* START *

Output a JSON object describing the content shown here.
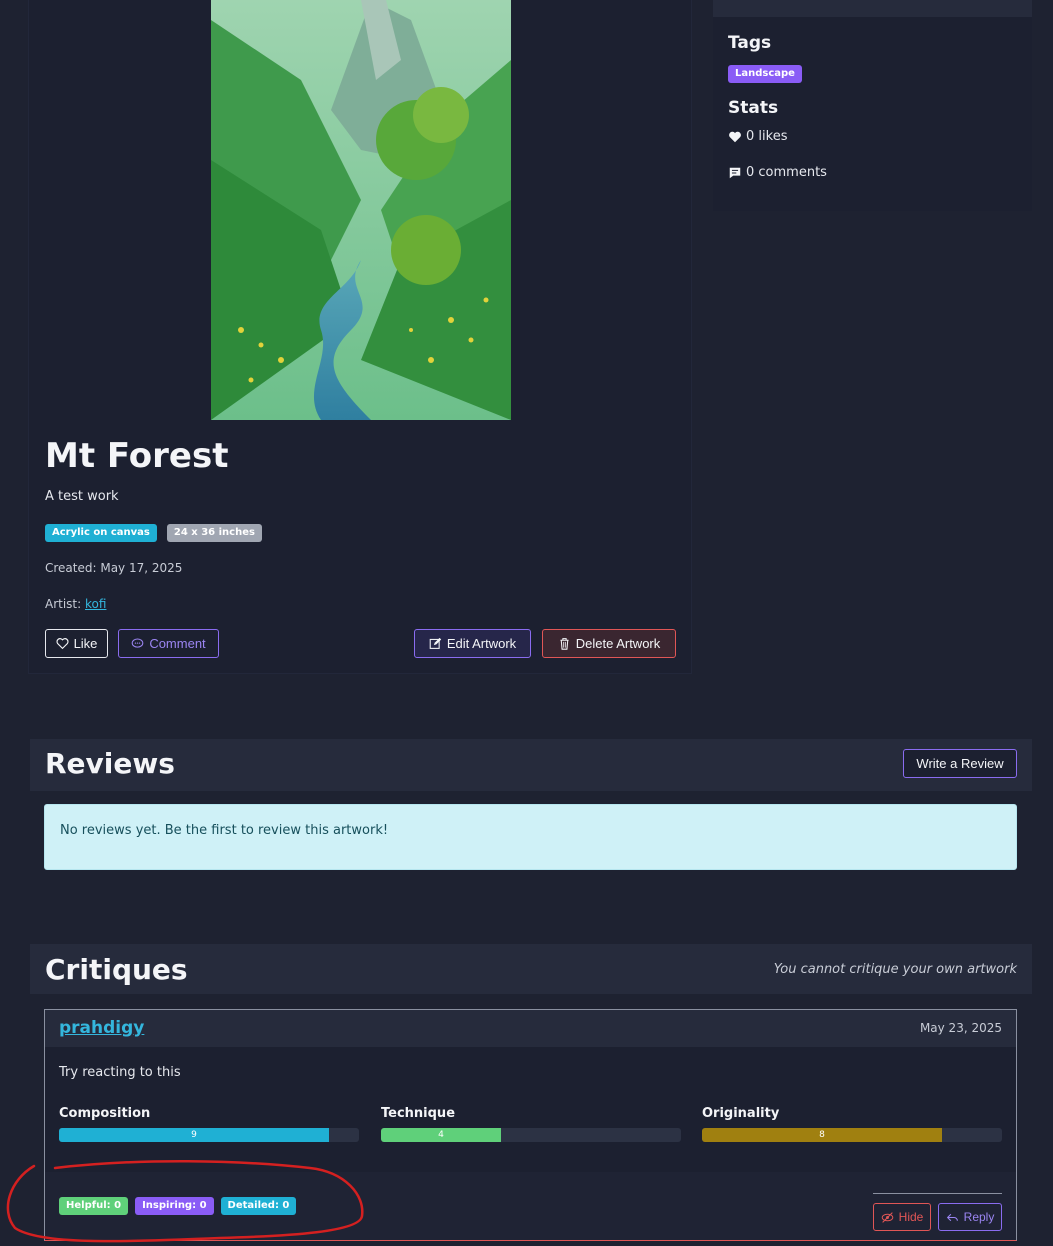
{
  "artwork": {
    "title": "Mt Forest",
    "description": "A test work",
    "medium": "Acrylic on canvas",
    "size": "24 x 36 inches",
    "created": "Created: May 17, 2025",
    "artist_label": "Artist:",
    "artist": "kofi",
    "like_label": "Like",
    "comment_label": "Comment",
    "edit_label": "Edit Artwork",
    "delete_label": "Delete Artwork"
  },
  "sidebar": {
    "tags_heading": "Tags",
    "tags": [
      "Landscape"
    ],
    "stats_heading": "Stats",
    "likes": "0 likes",
    "comments": "0 comments"
  },
  "reviews": {
    "heading": "Reviews",
    "write_label": "Write a Review",
    "empty_message": "No reviews yet. Be the first to review this artwork!"
  },
  "critiques": {
    "heading": "Critiques",
    "note": "You cannot critique your own artwork",
    "items": [
      {
        "user": "prahdigy",
        "date": "May 23, 2025",
        "text": "Try reacting to this",
        "scores": [
          {
            "label": "Composition",
            "value": 9,
            "max": 10,
            "color": "#1fb0d4"
          },
          {
            "label": "Technique",
            "value": 4,
            "max": 10,
            "color": "#5fd07a"
          },
          {
            "label": "Originality",
            "value": 8,
            "max": 10,
            "color": "#a08010"
          }
        ],
        "reactions": {
          "helpful": "Helpful: 0",
          "inspiring": "Inspiring: 0",
          "detailed": "Detailed: 0"
        },
        "hide_label": "Hide",
        "reply_label": "Reply"
      }
    ]
  },
  "colors": {
    "background": "#1e2231",
    "accent_purple": "#8a6cf0",
    "danger": "#e05656",
    "info": "#1fb0d4",
    "annotation": "#d42020"
  }
}
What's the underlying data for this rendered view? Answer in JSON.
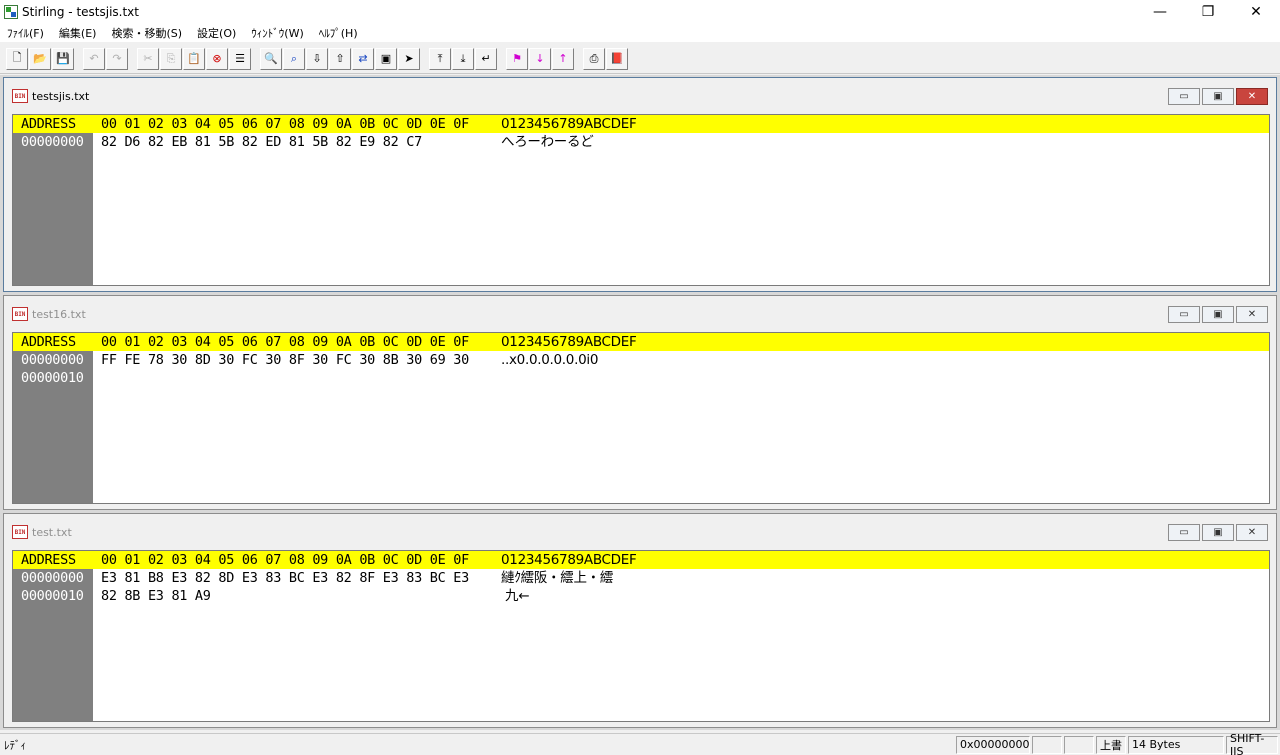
{
  "window": {
    "title": "Stirling - testsjis.txt",
    "minimize": "—",
    "restore": "❐",
    "close": "✕"
  },
  "menu": [
    "ﾌｧｲﾙ(F)",
    "編集(E)",
    "検索・移動(S)",
    "設定(O)",
    "ｳｨﾝﾄﾞｳ(W)",
    "ﾍﾙﾌﾟ(H)"
  ],
  "icons": {
    "doc_badge": "BIN"
  },
  "hex_header": {
    "address": "ADDRESS",
    "columns": "00 01 02 03 04 05 06 07 08 09 0A 0B 0C 0D 0E 0F",
    "text": "0123456789ABCDEF"
  },
  "documents": [
    {
      "title": "testsjis.txt",
      "rows": [
        {
          "addr": "00000000",
          "hex": "82 D6 82 EB 81 5B 82 ED 81 5B 82 E9 82 C7",
          "text": "へろーわーるど"
        }
      ]
    },
    {
      "title": "test16.txt",
      "rows": [
        {
          "addr": "00000000",
          "hex": "FF FE 78 30 8D 30 FC 30 8F 30 FC 30 8B 30 69 30",
          "text": "..x0.0.0.0.0.0i0"
        },
        {
          "addr": "00000010",
          "hex": "",
          "text": ""
        }
      ]
    },
    {
      "title": "test.txt",
      "rows": [
        {
          "addr": "00000000",
          "hex": "E3 81 B8 E3 82 8D E3 83 BC E3 82 8F E3 83 BC E3",
          "text": "縺ｸ繧阪・繧上・繧"
        },
        {
          "addr": "00000010",
          "hex": "82 8B E3 81 A9",
          "text": " 九←"
        }
      ]
    }
  ],
  "status": {
    "left": "ﾚﾃﾞｨ",
    "address": "0x00000000",
    "pane2": "",
    "pane3": "",
    "mode": "上書",
    "size": "14 Bytes",
    "encoding": "SHIFT-JIS"
  }
}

* END *

## Work to be completed
Every entry above is to be set down exactly; the pictures are to be left out.

## Output of the task
Output a JSON object describing the content shown here.
{
  "artwork": {
    "title": "Mt Forest",
    "description": "A test work",
    "medium": "Acrylic on canvas",
    "size": "24 x 36 inches",
    "created": "Created: May 17, 2025",
    "artist_label": "Artist:",
    "artist": "kofi",
    "like_label": "Like",
    "comment_label": "Comment",
    "edit_label": "Edit Artwork",
    "delete_label": "Delete Artwork"
  },
  "sidebar": {
    "tags_heading": "Tags",
    "tags": [
      "Landscape"
    ],
    "stats_heading": "Stats",
    "likes": "0 likes",
    "comments": "0 comments"
  },
  "reviews": {
    "heading": "Reviews",
    "write_label": "Write a Review",
    "empty_message": "No reviews yet. Be the first to review this artwork!"
  },
  "critiques": {
    "heading": "Critiques",
    "note": "You cannot critique your own artwork",
    "items": [
      {
        "user": "prahdigy",
        "date": "May 23, 2025",
        "text": "Try reacting to this",
        "scores": [
          {
            "label": "Composition",
            "value": 9,
            "max": 10,
            "color": "#1fb0d4"
          },
          {
            "label": "Technique",
            "value": 4,
            "max": 10,
            "color": "#5fd07a"
          },
          {
            "label": "Originality",
            "value": 8,
            "max": 10,
            "color": "#a08010"
          }
        ],
        "reactions": {
          "helpful": "Helpful: 0",
          "inspiring": "Inspiring: 0",
          "detailed": "Detailed: 0"
        },
        "hide_label": "Hide",
        "reply_label": "Reply"
      }
    ]
  },
  "colors": {
    "background": "#1e2231",
    "accent_purple": "#8a6cf0",
    "danger": "#e05656",
    "info": "#1fb0d4",
    "annotation": "#d42020"
  }
}
What's the underlying data for this rendered view? Answer in JSON.
{
  "window": {
    "title": "Stirling - testsjis.txt",
    "minimize": "—",
    "restore": "❐",
    "close": "✕"
  },
  "menu": [
    "ﾌｧｲﾙ(F)",
    "編集(E)",
    "検索・移動(S)",
    "設定(O)",
    "ｳｨﾝﾄﾞｳ(W)",
    "ﾍﾙﾌﾟ(H)"
  ],
  "icons": {
    "doc_badge": "BIN"
  },
  "hex_header": {
    "address": "ADDRESS",
    "columns": "00 01 02 03 04 05 06 07 08 09 0A 0B 0C 0D 0E 0F",
    "text": "0123456789ABCDEF"
  },
  "documents": [
    {
      "title": "testsjis.txt",
      "rows": [
        {
          "addr": "00000000",
          "hex": "82 D6 82 EB 81 5B 82 ED 81 5B 82 E9 82 C7",
          "text": "へろーわーるど"
        }
      ]
    },
    {
      "title": "test16.txt",
      "rows": [
        {
          "addr": "00000000",
          "hex": "FF FE 78 30 8D 30 FC 30 8F 30 FC 30 8B 30 69 30",
          "text": "..x0.0.0.0.0.0i0"
        },
        {
          "addr": "00000010",
          "hex": "",
          "text": ""
        }
      ]
    },
    {
      "title": "test.txt",
      "rows": [
        {
          "addr": "00000000",
          "hex": "E3 81 B8 E3 82 8D E3 83 BC E3 82 8F E3 83 BC E3",
          "text": "縺ｸ繧阪・繧上・繧"
        },
        {
          "addr": "00000010",
          "hex": "82 8B E3 81 A9",
          "text": " 九←"
        }
      ]
    }
  ],
  "status": {
    "left": "ﾚﾃﾞｨ",
    "address": "0x00000000",
    "pane2": "",
    "pane3": "",
    "mode": "上書",
    "size": "14 Bytes",
    "encoding": "SHIFT-JIS"
  }
}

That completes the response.